__DIRECTIONS FOR THIS TASK__. Retype all the records with nothing changed.
++++++
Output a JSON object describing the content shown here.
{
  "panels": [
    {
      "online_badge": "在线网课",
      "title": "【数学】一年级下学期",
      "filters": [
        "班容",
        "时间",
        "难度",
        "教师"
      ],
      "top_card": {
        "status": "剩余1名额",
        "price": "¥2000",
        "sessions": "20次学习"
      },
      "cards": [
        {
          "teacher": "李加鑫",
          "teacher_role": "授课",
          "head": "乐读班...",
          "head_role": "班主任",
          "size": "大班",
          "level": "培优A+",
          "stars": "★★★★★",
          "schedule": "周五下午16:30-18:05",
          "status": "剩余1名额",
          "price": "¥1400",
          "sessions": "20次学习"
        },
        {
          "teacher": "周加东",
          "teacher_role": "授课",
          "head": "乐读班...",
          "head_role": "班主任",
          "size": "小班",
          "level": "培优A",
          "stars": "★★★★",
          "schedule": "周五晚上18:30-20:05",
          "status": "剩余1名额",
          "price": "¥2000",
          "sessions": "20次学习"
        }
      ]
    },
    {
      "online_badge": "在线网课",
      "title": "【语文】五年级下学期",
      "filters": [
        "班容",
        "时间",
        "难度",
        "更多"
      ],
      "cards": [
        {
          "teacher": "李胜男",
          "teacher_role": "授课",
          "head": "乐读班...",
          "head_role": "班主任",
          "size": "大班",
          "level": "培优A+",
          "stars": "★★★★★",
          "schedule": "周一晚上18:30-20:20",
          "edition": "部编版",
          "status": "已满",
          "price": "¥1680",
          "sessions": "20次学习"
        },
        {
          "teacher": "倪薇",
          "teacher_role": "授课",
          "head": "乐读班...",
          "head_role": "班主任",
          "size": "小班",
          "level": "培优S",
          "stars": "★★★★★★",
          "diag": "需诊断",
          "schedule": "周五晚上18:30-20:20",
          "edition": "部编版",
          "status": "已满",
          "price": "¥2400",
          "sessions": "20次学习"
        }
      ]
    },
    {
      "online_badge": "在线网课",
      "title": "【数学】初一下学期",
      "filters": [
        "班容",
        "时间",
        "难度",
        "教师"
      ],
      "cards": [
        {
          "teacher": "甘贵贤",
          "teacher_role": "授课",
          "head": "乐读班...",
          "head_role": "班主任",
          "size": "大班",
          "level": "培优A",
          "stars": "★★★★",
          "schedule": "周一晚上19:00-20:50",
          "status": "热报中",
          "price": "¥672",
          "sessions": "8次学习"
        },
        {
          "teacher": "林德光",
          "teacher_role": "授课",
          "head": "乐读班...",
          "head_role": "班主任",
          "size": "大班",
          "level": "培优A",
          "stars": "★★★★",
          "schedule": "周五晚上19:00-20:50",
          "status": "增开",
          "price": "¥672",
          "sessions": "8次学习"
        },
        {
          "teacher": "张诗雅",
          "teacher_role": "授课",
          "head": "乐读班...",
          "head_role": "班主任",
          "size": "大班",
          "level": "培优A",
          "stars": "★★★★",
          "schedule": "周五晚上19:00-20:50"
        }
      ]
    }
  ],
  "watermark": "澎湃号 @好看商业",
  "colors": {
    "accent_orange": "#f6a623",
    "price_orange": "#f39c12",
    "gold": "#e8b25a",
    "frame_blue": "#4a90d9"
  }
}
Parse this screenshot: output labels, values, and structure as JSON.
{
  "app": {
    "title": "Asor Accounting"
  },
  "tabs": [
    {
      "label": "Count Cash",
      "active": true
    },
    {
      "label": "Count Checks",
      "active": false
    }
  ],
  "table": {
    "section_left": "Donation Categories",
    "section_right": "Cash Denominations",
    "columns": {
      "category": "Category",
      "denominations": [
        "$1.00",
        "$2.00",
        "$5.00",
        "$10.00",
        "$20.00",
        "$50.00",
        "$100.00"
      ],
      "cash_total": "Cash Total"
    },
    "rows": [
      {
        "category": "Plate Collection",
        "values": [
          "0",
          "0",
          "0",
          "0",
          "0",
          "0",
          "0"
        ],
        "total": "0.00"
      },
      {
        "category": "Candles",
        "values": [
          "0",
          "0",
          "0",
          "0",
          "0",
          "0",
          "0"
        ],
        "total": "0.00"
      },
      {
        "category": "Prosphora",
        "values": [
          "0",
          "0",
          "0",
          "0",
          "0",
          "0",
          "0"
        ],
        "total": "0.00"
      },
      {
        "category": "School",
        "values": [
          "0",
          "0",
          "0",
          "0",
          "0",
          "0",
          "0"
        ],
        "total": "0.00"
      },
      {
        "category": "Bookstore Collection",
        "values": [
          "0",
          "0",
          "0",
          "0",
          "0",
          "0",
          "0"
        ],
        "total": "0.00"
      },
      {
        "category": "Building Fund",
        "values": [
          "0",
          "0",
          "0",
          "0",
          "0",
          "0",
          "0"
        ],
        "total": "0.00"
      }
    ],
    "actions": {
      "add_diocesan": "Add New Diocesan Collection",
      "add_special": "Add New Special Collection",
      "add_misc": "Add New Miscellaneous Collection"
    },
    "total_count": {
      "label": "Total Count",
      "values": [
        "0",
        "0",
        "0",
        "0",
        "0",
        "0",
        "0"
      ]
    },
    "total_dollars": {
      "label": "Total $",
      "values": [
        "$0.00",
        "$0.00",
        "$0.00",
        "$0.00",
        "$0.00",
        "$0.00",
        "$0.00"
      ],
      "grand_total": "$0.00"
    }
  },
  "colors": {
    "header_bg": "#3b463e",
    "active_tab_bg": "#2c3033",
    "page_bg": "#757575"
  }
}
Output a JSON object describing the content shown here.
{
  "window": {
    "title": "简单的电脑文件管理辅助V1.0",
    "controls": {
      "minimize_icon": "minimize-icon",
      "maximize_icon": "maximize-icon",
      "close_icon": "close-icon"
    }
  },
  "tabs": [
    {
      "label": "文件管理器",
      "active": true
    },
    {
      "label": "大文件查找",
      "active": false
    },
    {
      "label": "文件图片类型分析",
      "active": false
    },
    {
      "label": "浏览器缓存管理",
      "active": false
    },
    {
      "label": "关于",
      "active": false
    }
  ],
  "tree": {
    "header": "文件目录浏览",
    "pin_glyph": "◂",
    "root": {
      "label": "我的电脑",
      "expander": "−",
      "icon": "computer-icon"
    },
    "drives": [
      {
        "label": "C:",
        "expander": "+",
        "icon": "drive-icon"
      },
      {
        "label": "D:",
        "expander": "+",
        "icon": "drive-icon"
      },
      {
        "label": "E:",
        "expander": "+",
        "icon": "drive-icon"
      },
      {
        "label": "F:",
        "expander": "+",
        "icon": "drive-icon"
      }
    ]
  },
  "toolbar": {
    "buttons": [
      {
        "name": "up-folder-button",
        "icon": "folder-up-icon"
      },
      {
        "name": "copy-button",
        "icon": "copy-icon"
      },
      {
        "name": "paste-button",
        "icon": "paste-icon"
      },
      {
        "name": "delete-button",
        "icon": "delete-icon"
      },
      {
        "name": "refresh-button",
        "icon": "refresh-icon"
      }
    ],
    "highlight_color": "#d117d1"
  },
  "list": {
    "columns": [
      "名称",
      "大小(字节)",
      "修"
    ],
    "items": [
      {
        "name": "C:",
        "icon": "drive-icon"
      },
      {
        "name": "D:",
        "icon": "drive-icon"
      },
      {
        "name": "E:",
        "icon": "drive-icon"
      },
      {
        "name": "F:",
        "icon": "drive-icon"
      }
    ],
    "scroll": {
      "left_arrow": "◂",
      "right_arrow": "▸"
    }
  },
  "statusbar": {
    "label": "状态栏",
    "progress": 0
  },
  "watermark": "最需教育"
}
++++++
__IN RESPONSE__.
Output a JSON object describing the content shown here.
{
  "panels": [
    {
      "online_badge": "在线网课",
      "title": "【数学】一年级下学期",
      "filters": [
        "班容",
        "时间",
        "难度",
        "教师"
      ],
      "top_card": {
        "status": "剩余1名额",
        "price": "¥2000",
        "sessions": "20次学习"
      },
      "cards": [
        {
          "teacher": "李加鑫",
          "teacher_role": "授课",
          "head": "乐读班...",
          "head_role": "班主任",
          "size": "大班",
          "level": "培优A+",
          "stars": "★★★★★",
          "schedule": "周五下午16:30-18:05",
          "status": "剩余1名额",
          "price": "¥1400",
          "sessions": "20次学习"
        },
        {
          "teacher": "周加东",
          "teacher_role": "授课",
          "head": "乐读班...",
          "head_role": "班主任",
          "size": "小班",
          "level": "培优A",
          "stars": "★★★★",
          "schedule": "周五晚上18:30-20:05",
          "status": "剩余1名额",
          "price": "¥2000",
          "sessions": "20次学习"
        }
      ]
    },
    {
      "online_badge": "在线网课",
      "title": "【语文】五年级下学期",
      "filters": [
        "班容",
        "时间",
        "难度",
        "更多"
      ],
      "cards": [
        {
          "teacher": "李胜男",
          "teacher_role": "授课",
          "head": "乐读班...",
          "head_role": "班主任",
          "size": "大班",
          "level": "培优A+",
          "stars": "★★★★★",
          "schedule": "周一晚上18:30-20:20",
          "edition": "部编版",
          "status": "已满",
          "price": "¥1680",
          "sessions": "20次学习"
        },
        {
          "teacher": "倪薇",
          "teacher_role": "授课",
          "head": "乐读班...",
          "head_role": "班主任",
          "size": "小班",
          "level": "培优S",
          "stars": "★★★★★★",
          "diag": "需诊断",
          "schedule": "周五晚上18:30-20:20",
          "edition": "部编版",
          "status": "已满",
          "price": "¥2400",
          "sessions": "20次学习"
        }
      ]
    },
    {
      "online_badge": "在线网课",
      "title": "【数学】初一下学期",
      "filters": [
        "班容",
        "时间",
        "难度",
        "教师"
      ],
      "cards": [
        {
          "teacher": "甘贵贤",
          "teacher_role": "授课",
          "head": "乐读班...",
          "head_role": "班主任",
          "size": "大班",
          "level": "培优A",
          "stars": "★★★★",
          "schedule": "周一晚上19:00-20:50",
          "status": "热报中",
          "price": "¥672",
          "sessions": "8次学习"
        },
        {
          "teacher": "林德光",
          "teacher_role": "授课",
          "head": "乐读班...",
          "head_role": "班主任",
          "size": "大班",
          "level": "培优A",
          "stars": "★★★★",
          "schedule": "周五晚上19:00-20:50",
          "status": "增开",
          "price": "¥672",
          "sessions": "8次学习"
        },
        {
          "teacher": "张诗雅",
          "teacher_role": "授课",
          "head": "乐读班...",
          "head_role": "班主任",
          "size": "大班",
          "level": "培优A",
          "stars": "★★★★",
          "schedule": "周五晚上19:00-20:50"
        }
      ]
    }
  ],
  "watermark": "澎湃号 @好看商业",
  "colors": {
    "accent_orange": "#f6a623",
    "price_orange": "#f39c12",
    "gold": "#e8b25a",
    "frame_blue": "#4a90d9"
  }
}
Parse this screenshot: output labels, values, and structure as JSON.
{
  "app": {
    "title": "Asor Accounting"
  },
  "tabs": [
    {
      "label": "Count Cash",
      "active": true
    },
    {
      "label": "Count Checks",
      "active": false
    }
  ],
  "table": {
    "section_left": "Donation Categories",
    "section_right": "Cash Denominations",
    "columns": {
      "category": "Category",
      "denominations": [
        "$1.00",
        "$2.00",
        "$5.00",
        "$10.00",
        "$20.00",
        "$50.00",
        "$100.00"
      ],
      "cash_total": "Cash Total"
    },
    "rows": [
      {
        "category": "Plate Collection",
        "values": [
          "0",
          "0",
          "0",
          "0",
          "0",
          "0",
          "0"
        ],
        "total": "0.00"
      },
      {
        "category": "Candles",
        "values": [
          "0",
          "0",
          "0",
          "0",
          "0",
          "0",
          "0"
        ],
        "total": "0.00"
      },
      {
        "category": "Prosphora",
        "values": [
          "0",
          "0",
          "0",
          "0",
          "0",
          "0",
          "0"
        ],
        "total": "0.00"
      },
      {
        "category": "School",
        "values": [
          "0",
          "0",
          "0",
          "0",
          "0",
          "0",
          "0"
        ],
        "total": "0.00"
      },
      {
        "category": "Bookstore Collection",
        "values": [
          "0",
          "0",
          "0",
          "0",
          "0",
          "0",
          "0"
        ],
        "total": "0.00"
      },
      {
        "category": "Building Fund",
        "values": [
          "0",
          "0",
          "0",
          "0",
          "0",
          "0",
          "0"
        ],
        "total": "0.00"
      }
    ],
    "actions": {
      "add_diocesan": "Add New Diocesan Collection",
      "add_special": "Add New Special Collection",
      "add_misc": "Add New Miscellaneous Collection"
    },
    "total_count": {
      "label": "Total Count",
      "values": [
        "0",
        "0",
        "0",
        "0",
        "0",
        "0",
        "0"
      ]
    },
    "total_dollars": {
      "label": "Total $",
      "values": [
        "$0.00",
        "$0.00",
        "$0.00",
        "$0.00",
        "$0.00",
        "$0.00",
        "$0.00"
      ],
      "grand_total": "$0.00"
    }
  },
  "colors": {
    "header_bg": "#3b463e",
    "active_tab_bg": "#2c3033",
    "page_bg": "#757575"
  }
}
Output a JSON object describing the content shown here.
{
  "window": {
    "title": "简单的电脑文件管理辅助V1.0",
    "controls": {
      "minimize_icon": "minimize-icon",
      "maximize_icon": "maximize-icon",
      "close_icon": "close-icon"
    }
  },
  "tabs": [
    {
      "label": "文件管理器",
      "active": true
    },
    {
      "label": "大文件查找",
      "active": false
    },
    {
      "label": "文件图片类型分析",
      "active": false
    },
    {
      "label": "浏览器缓存管理",
      "active": false
    },
    {
      "label": "关于",
      "active": false
    }
  ],
  "tree": {
    "header": "文件目录浏览",
    "pin_glyph": "◂",
    "root": {
      "label": "我的电脑",
      "expander": "−",
      "icon": "computer-icon"
    },
    "drives": [
      {
        "label": "C:",
        "expander": "+",
        "icon": "drive-icon"
      },
      {
        "label": "D:",
        "expander": "+",
        "icon": "drive-icon"
      },
      {
        "label": "E:",
        "expander": "+",
        "icon": "drive-icon"
      },
      {
        "label": "F:",
        "expander": "+",
        "icon": "drive-icon"
      }
    ]
  },
  "toolbar": {
    "buttons": [
      {
        "name": "up-folder-button",
        "icon": "folder-up-icon"
      },
      {
        "name": "copy-button",
        "icon": "copy-icon"
      },
      {
        "name": "paste-button",
        "icon": "paste-icon"
      },
      {
        "name": "delete-button",
        "icon": "delete-icon"
      },
      {
        "name": "refresh-button",
        "icon": "refresh-icon"
      }
    ],
    "highlight_color": "#d117d1"
  },
  "list": {
    "columns": [
      "名称",
      "大小(字节)",
      "修"
    ],
    "items": [
      {
        "name": "C:",
        "icon": "drive-icon"
      },
      {
        "name": "D:",
        "icon": "drive-icon"
      },
      {
        "name": "E:",
        "icon": "drive-icon"
      },
      {
        "name": "F:",
        "icon": "drive-icon"
      }
    ],
    "scroll": {
      "left_arrow": "◂",
      "right_arrow": "▸"
    }
  },
  "statusbar": {
    "label": "状态栏",
    "progress": 0
  },
  "watermark": "最需教育"
}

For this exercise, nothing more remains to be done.